● Instructions to follow
Return the complete listing that follows, with each line reproduced exactly.

_____

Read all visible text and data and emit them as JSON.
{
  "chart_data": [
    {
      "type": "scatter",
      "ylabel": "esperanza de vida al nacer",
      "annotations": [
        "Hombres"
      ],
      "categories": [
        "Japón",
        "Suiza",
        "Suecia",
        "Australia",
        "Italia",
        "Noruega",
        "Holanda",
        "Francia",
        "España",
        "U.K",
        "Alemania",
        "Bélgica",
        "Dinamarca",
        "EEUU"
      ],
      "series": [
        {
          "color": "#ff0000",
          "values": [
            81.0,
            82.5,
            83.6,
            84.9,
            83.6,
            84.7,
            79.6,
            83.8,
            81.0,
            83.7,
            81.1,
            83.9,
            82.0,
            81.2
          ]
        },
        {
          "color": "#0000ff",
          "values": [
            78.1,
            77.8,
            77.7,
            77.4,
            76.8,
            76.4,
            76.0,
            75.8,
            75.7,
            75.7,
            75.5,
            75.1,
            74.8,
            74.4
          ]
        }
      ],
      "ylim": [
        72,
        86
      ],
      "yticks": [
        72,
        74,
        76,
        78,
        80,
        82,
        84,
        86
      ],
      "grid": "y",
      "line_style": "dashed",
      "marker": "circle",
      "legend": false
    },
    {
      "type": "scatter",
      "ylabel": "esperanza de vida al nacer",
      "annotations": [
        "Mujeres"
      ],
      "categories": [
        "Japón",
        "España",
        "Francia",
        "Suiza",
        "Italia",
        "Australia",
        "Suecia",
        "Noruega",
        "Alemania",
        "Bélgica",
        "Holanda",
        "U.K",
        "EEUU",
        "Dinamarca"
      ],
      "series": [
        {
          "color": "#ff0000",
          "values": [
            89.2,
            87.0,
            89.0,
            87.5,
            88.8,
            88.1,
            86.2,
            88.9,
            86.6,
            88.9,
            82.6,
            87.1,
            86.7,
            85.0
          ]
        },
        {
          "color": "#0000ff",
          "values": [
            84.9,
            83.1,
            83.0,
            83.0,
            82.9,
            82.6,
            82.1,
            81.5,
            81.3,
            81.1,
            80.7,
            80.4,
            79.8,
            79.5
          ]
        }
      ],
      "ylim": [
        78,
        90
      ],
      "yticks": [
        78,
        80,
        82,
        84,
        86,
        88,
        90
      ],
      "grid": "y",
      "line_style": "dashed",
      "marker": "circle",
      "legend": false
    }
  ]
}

_____

● Output below
Read all visible text and data and emit them as JSON.
{
  "chart_data": [
    {
      "type": "scatter",
      "ylabel": "esperanza de vida al nacer",
      "annotations": [
        "Hombres"
      ],
      "categories": [
        "Japón",
        "Suiza",
        "Suecia",
        "Australia",
        "Italia",
        "Noruega",
        "Holanda",
        "Francia",
        "España",
        "U.K",
        "Alemania",
        "Bélgica",
        "Dinamarca",
        "EEUU"
      ],
      "series": [
        {
          "color": "#ff0000",
          "values": [
            81.0,
            82.5,
            83.6,
            84.9,
            83.6,
            84.7,
            79.6,
            83.8,
            81.0,
            83.7,
            81.1,
            83.9,
            82.0,
            81.2
          ]
        },
        {
          "color": "#0000ff",
          "values": [
            78.1,
            77.8,
            77.7,
            77.4,
            76.8,
            76.4,
            76.0,
            75.8,
            75.7,
            75.7,
            75.5,
            75.1,
            74.8,
            74.4
          ]
        }
      ],
      "ylim": [
        72,
        86
      ],
      "yticks": [
        72,
        74,
        76,
        78,
        80,
        82,
        84,
        86
      ],
      "grid": "y",
      "line_style": "dashed",
      "marker": "circle",
      "legend": false
    },
    {
      "type": "scatter",
      "ylabel": "esperanza de vida al nacer",
      "annotations": [
        "Mujeres"
      ],
      "categories": [
        "Japón",
        "España",
        "Francia",
        "Suiza",
        "Italia",
        "Australia",
        "Suecia",
        "Noruega",
        "Alemania",
        "Bélgica",
        "Holanda",
        "U.K",
        "EEUU",
        "Dinamarca"
      ],
      "series": [
        {
          "color": "#ff0000",
          "values": [
            89.2,
            87.0,
            89.0,
            87.5,
            88.8,
            88.1,
            86.2,
            88.9,
            86.6,
            88.9,
            82.6,
            87.1,
            86.7,
            85.0
          ]
        },
        {
          "color": "#0000ff",
          "values": [
            84.9,
            83.1,
            83.0,
            83.0,
            82.9,
            82.6,
            82.1,
            81.5,
            81.3,
            81.1,
            80.7,
            80.4,
            79.8,
            79.5
          ]
        }
      ],
      "ylim": [
        78,
        90
      ],
      "yticks": [
        78,
        80,
        82,
        84,
        86,
        88,
        90
      ],
      "grid": "y",
      "line_style": "dashed",
      "marker": "circle",
      "legend": false
    }
  ]
}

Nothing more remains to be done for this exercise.